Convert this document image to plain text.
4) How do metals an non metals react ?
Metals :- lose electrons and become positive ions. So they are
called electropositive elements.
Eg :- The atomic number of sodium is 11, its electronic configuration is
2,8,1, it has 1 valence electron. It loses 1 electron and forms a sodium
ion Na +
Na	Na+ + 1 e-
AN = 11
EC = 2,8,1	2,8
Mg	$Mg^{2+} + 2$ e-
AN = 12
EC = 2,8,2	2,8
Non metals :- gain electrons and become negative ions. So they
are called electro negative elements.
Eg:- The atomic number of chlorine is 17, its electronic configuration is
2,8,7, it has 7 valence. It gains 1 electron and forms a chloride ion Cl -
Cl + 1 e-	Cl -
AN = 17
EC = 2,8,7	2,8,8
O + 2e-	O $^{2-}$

**WHAT THE TASK REQUIRES**
Look through the entries above; copy each line where the string "number" appears.

**SOLUTION TO THIS EXERCISE**
Eg :- The atomic number of sodium is 11, its electronic configuration is
Eg:- The atomic number of chlorine is 17, its electronic configuration is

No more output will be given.